• Direction: What follows is a listing; restate every line of it word for word.

• Dataset records:
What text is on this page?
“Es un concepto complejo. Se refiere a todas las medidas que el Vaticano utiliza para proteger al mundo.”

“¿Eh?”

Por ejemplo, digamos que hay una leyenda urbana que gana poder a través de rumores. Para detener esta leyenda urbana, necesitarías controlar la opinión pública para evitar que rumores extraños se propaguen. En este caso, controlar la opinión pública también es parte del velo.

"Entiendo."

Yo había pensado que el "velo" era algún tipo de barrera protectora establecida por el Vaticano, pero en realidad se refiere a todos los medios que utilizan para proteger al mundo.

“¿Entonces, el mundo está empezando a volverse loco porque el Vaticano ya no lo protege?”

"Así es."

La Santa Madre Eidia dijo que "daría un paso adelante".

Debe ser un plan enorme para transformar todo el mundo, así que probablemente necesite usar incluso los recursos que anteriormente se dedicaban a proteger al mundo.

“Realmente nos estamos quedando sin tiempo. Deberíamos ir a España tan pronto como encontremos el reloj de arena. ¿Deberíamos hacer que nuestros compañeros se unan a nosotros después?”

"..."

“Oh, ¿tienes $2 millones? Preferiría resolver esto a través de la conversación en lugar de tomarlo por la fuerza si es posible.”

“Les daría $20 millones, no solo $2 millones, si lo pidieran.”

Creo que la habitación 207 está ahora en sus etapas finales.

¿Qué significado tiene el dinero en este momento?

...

• Result of this task:
What text is on this page?
“Es un concepto complejo. Se refiere a todas las medidas que el Vaticano utiliza para proteger al mundo.”

“¿Eh?”

Por ejemplo, digamos que hay una leyenda urbana que gana poder a través de rumores. Para detener esta leyenda urbana, necesitarías controlar la opinión pública para evitar que rumores extraños se propaguen. En este caso, controlar la opinión pública también es parte del velo.

"Entiendo."

Yo había pensado que el "velo" era algún tipo de barrera protectora establecida por el Vaticano, pero en realidad se refiere a todos los medios que utilizan para proteger al mundo.

“¿Entonces, el mundo está empezando a volverse loco porque el Vaticano ya no lo protege?”

"Así es."

La Santa Madre Eidia dijo que "daría un paso adelante".

Debe ser un plan enorme para transformar todo el mundo, así que probablemente necesite usar incluso los recursos que anteriormente se dedicaban a proteger al mundo.

“Realmente nos estamos quedando sin tiempo. Deberíamos ir a España tan pronto como encontremos el reloj de arena. ¿Deberíamos hacer que nuestros compañeros se unan a nosotros después?”

"..."

“Oh, ¿tienes $2 millones? Preferiría resolver esto a través de la conversación en lugar de tomarlo por la fuerza si es posible.”

“Les daría $20 millones, no solo $2 millones, si lo pidieran.”

Creo que la habitación 207 está ahora en sus etapas finales.

¿Qué significado tiene el dinero en este momento?

...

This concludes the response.